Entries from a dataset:
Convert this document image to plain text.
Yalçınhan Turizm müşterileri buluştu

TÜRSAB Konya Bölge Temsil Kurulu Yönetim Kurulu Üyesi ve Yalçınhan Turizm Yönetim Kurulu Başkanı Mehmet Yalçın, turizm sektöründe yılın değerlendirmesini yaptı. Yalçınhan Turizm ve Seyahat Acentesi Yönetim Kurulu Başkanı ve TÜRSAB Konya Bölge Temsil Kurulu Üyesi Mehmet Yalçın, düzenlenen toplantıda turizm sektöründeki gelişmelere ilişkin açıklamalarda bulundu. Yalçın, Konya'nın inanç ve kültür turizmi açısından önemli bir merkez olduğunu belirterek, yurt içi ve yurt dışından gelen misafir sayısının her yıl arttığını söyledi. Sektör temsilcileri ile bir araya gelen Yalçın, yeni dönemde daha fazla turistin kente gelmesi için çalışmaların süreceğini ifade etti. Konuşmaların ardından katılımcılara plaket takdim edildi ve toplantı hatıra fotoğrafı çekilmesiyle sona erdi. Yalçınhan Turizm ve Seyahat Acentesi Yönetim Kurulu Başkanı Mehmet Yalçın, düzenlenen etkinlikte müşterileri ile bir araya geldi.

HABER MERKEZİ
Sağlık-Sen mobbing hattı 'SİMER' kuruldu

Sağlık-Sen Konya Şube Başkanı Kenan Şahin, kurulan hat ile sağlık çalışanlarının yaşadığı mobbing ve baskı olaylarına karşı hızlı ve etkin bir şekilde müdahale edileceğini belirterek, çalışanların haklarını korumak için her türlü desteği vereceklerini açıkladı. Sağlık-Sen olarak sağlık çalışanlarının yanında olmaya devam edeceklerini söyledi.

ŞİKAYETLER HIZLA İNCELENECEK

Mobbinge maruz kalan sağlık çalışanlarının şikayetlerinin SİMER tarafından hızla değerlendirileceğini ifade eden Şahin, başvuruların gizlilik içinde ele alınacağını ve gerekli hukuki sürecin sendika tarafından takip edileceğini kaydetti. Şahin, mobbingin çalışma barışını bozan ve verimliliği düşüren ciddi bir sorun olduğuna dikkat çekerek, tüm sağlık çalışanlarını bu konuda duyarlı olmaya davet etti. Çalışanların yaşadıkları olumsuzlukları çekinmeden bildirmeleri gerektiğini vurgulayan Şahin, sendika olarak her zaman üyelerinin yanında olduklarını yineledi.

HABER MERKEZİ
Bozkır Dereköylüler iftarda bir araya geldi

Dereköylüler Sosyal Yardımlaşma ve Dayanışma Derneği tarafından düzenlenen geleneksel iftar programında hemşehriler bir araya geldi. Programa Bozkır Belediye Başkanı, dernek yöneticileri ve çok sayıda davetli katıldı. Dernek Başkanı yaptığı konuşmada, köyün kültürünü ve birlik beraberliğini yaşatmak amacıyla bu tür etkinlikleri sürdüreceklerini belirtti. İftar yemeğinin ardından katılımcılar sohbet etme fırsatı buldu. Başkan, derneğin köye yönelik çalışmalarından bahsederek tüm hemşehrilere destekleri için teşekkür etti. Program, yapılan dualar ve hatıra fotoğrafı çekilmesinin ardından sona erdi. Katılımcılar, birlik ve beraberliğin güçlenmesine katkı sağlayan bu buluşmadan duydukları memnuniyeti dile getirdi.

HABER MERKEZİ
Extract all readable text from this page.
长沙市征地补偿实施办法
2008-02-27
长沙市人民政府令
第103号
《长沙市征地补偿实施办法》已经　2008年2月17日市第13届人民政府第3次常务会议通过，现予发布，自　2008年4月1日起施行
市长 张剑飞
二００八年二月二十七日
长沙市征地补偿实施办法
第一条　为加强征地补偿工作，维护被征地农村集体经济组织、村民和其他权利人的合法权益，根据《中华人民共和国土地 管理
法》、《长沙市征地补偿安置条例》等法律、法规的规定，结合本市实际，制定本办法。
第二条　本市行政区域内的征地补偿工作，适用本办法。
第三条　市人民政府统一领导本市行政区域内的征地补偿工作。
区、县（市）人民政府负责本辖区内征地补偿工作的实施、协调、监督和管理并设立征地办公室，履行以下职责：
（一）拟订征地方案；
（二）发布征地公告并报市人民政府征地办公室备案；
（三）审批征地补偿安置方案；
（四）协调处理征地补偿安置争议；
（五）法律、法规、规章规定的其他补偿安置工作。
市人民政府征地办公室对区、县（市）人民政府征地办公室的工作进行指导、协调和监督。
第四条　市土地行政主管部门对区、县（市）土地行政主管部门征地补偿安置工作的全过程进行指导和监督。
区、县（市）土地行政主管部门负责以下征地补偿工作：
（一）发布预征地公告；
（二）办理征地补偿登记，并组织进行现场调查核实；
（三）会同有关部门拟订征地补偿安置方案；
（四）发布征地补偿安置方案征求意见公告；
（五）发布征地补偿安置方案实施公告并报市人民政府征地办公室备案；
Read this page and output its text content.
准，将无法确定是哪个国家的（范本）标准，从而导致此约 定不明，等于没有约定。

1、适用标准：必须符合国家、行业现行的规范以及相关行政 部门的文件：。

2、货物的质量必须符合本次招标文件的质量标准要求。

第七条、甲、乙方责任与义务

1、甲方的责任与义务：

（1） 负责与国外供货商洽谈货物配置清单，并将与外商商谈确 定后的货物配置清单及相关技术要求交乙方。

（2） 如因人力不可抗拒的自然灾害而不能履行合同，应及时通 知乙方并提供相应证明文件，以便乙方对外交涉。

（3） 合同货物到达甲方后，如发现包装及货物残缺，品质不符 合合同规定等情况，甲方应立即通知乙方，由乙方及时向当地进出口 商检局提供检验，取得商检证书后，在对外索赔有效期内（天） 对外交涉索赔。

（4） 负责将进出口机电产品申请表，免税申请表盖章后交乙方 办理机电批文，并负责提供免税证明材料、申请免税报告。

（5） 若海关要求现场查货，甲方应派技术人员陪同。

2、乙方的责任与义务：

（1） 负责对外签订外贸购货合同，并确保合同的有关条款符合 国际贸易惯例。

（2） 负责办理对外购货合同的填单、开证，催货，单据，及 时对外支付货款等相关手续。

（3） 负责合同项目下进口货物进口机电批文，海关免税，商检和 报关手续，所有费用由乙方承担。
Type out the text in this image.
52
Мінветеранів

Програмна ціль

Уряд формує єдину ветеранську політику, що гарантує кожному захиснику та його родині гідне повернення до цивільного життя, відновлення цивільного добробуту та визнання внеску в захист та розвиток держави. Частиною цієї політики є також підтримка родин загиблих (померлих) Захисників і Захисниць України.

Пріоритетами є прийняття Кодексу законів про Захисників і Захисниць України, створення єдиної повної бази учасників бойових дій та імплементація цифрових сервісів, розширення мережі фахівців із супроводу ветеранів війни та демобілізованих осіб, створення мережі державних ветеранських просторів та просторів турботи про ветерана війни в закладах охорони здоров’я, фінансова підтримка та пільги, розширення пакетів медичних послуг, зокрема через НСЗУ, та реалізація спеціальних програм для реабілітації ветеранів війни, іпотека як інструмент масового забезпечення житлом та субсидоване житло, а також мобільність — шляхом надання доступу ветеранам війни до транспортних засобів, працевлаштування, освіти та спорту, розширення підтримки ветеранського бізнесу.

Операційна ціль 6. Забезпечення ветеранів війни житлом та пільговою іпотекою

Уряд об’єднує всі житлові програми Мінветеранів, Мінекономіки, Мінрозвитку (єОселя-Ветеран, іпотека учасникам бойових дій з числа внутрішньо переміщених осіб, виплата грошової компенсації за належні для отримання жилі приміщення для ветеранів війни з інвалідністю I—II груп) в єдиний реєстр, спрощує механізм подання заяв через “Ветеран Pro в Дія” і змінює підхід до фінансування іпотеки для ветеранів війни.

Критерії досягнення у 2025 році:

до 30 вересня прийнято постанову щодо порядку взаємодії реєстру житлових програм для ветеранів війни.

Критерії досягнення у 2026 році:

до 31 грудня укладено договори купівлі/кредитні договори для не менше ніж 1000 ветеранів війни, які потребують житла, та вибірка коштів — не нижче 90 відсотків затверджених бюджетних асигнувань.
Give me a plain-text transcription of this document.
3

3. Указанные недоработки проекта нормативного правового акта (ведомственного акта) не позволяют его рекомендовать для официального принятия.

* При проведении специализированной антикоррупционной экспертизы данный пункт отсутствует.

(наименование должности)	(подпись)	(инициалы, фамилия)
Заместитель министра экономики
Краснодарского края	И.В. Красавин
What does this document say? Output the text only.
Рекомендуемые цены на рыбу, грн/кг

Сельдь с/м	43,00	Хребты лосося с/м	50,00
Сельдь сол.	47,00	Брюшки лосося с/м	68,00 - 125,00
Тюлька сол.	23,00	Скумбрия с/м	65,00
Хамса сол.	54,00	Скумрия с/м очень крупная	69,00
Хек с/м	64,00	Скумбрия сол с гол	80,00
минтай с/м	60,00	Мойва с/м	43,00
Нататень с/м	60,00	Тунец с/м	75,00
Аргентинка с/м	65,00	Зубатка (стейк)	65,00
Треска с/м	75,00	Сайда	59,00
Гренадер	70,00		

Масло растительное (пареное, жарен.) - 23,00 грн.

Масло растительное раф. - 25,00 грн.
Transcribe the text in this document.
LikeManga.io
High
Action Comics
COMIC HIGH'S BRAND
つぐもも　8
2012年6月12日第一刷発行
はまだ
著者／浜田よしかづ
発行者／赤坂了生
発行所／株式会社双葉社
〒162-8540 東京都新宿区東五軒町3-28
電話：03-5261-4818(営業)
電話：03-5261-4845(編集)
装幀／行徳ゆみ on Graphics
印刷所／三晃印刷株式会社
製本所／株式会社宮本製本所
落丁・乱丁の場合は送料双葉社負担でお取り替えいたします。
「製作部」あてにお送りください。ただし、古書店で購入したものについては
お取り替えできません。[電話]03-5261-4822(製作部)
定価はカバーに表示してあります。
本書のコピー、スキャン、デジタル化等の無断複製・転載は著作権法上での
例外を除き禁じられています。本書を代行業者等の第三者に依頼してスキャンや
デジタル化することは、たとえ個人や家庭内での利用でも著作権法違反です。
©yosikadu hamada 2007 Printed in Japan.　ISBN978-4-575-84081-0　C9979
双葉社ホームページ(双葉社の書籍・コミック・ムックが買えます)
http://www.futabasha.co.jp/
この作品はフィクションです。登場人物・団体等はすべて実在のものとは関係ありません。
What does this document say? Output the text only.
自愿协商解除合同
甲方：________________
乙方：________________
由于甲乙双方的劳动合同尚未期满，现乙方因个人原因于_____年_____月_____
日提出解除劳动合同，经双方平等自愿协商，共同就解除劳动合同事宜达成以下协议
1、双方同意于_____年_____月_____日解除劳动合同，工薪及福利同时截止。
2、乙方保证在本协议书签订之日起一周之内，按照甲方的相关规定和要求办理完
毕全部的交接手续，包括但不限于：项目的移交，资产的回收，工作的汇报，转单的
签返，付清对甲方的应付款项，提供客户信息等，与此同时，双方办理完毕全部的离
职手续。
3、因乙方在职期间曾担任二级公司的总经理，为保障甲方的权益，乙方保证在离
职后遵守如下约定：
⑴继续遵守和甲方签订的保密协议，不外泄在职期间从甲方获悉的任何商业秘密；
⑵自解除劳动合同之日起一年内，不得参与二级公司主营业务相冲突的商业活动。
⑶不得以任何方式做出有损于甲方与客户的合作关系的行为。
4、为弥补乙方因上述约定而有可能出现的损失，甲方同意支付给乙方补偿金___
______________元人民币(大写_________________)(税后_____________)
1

__GIVEN REQUEST__
Copy each line in the data that holds the word "Масло".

__SOLVED PROBLEM__
Масло растительное (пареное, жарен.) - 23,00 грн.
Масло растительное раф. - 25,00 грн.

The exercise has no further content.